Find the lines of data that contain the string "limits", then list them.

→ Dataset rows
━━━━━━━━━━━━━━━━━━━━━━━━━━━━━━

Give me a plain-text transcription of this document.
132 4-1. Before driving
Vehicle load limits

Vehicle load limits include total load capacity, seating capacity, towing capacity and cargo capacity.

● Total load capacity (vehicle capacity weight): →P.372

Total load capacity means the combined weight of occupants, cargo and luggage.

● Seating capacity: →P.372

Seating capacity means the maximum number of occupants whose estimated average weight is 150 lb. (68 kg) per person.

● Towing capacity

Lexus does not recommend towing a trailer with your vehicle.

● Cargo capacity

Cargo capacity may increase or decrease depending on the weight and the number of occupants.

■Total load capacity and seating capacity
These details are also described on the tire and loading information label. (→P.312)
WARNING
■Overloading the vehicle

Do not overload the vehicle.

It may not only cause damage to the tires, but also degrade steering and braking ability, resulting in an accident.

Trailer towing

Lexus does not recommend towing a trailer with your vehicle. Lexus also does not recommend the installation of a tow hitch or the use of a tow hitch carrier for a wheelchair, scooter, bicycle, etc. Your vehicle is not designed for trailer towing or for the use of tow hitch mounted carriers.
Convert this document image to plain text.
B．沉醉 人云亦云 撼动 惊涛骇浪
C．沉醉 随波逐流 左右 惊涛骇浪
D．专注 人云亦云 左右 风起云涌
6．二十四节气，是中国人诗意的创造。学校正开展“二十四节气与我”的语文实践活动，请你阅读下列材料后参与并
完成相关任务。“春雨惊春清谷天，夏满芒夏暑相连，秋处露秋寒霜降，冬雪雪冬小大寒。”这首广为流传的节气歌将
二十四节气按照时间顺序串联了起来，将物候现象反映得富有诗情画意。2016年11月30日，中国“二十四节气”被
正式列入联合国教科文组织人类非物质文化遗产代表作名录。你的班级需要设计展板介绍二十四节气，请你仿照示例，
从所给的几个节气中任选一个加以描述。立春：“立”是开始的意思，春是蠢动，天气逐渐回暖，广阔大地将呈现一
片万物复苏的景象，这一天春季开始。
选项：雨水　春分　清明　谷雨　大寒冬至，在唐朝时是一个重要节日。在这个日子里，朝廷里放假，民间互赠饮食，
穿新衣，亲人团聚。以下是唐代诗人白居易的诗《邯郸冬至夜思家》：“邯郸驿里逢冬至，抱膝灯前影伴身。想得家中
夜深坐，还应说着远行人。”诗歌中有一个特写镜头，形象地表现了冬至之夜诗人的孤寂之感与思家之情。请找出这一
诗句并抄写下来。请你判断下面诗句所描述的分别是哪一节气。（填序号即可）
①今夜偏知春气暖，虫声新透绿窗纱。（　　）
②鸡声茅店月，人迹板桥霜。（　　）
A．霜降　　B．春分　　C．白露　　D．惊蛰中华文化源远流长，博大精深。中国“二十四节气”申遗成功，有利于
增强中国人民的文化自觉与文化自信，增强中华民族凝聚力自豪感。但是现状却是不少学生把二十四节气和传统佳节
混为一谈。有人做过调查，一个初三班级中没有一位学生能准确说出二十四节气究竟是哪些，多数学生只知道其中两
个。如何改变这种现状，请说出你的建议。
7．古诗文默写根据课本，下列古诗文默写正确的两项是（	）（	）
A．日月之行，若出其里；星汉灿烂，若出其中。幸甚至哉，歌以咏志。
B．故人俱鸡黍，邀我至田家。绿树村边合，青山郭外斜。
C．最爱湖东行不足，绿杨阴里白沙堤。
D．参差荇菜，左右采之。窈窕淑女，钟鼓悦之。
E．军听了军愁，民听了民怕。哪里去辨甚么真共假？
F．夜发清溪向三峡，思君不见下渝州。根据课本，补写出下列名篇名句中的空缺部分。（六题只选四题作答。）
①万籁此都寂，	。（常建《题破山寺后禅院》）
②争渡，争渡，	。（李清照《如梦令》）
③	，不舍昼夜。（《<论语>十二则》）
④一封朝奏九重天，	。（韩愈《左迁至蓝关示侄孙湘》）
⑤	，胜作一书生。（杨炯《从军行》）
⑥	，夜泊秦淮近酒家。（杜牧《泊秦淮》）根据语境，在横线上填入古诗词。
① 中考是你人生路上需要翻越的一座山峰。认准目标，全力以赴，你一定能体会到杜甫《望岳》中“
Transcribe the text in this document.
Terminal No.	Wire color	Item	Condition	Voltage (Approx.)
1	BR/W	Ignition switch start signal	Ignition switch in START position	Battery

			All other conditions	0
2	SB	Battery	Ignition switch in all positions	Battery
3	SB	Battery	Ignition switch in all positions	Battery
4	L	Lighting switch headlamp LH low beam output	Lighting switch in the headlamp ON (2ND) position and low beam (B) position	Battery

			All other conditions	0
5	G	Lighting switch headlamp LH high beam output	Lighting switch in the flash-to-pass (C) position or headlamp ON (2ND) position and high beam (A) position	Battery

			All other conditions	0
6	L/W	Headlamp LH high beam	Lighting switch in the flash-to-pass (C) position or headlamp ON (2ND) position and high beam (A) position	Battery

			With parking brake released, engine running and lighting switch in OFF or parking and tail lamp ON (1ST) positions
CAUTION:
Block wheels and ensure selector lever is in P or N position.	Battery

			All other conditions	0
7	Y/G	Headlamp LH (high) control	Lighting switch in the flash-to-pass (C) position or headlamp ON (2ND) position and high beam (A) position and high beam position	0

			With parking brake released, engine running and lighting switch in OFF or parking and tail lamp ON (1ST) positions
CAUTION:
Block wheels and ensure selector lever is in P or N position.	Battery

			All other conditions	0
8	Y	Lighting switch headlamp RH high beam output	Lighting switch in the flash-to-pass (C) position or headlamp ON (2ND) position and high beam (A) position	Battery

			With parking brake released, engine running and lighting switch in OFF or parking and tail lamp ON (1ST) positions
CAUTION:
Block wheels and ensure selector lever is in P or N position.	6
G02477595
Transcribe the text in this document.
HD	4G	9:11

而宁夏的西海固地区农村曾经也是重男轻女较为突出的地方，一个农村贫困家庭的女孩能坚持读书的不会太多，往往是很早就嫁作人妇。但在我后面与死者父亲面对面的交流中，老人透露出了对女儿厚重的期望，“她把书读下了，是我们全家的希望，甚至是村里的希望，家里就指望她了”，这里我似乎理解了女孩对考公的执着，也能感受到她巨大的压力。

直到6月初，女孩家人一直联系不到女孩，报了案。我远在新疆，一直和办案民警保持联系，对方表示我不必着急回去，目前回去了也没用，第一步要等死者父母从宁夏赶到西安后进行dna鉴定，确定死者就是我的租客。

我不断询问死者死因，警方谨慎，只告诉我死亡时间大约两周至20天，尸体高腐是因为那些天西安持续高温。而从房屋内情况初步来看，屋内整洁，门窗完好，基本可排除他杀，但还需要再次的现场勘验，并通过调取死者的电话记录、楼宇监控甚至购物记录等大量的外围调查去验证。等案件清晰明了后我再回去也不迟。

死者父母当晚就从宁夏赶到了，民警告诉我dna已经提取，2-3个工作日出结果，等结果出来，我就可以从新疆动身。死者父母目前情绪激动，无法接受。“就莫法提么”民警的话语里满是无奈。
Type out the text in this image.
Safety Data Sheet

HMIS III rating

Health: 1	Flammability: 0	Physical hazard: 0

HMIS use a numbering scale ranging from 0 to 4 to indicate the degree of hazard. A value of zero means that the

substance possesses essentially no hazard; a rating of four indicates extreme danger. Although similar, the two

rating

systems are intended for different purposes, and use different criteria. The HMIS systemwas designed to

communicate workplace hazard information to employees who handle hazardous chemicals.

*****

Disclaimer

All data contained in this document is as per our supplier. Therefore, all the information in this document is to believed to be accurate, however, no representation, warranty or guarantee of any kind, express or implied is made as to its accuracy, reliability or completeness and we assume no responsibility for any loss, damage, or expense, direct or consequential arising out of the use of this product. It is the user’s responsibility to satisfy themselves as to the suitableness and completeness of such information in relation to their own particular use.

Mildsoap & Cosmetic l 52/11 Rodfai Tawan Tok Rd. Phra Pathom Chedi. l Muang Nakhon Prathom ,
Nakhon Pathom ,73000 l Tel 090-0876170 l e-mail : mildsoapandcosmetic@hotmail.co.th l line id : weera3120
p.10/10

━━━━━━━━━━━━━━━━━━━━━━━━━━━━━━

→ Solution to this task
Vehicle load limits
Vehicle load limits include total load capacity, seating capacity, towing capacity and cargo capacity.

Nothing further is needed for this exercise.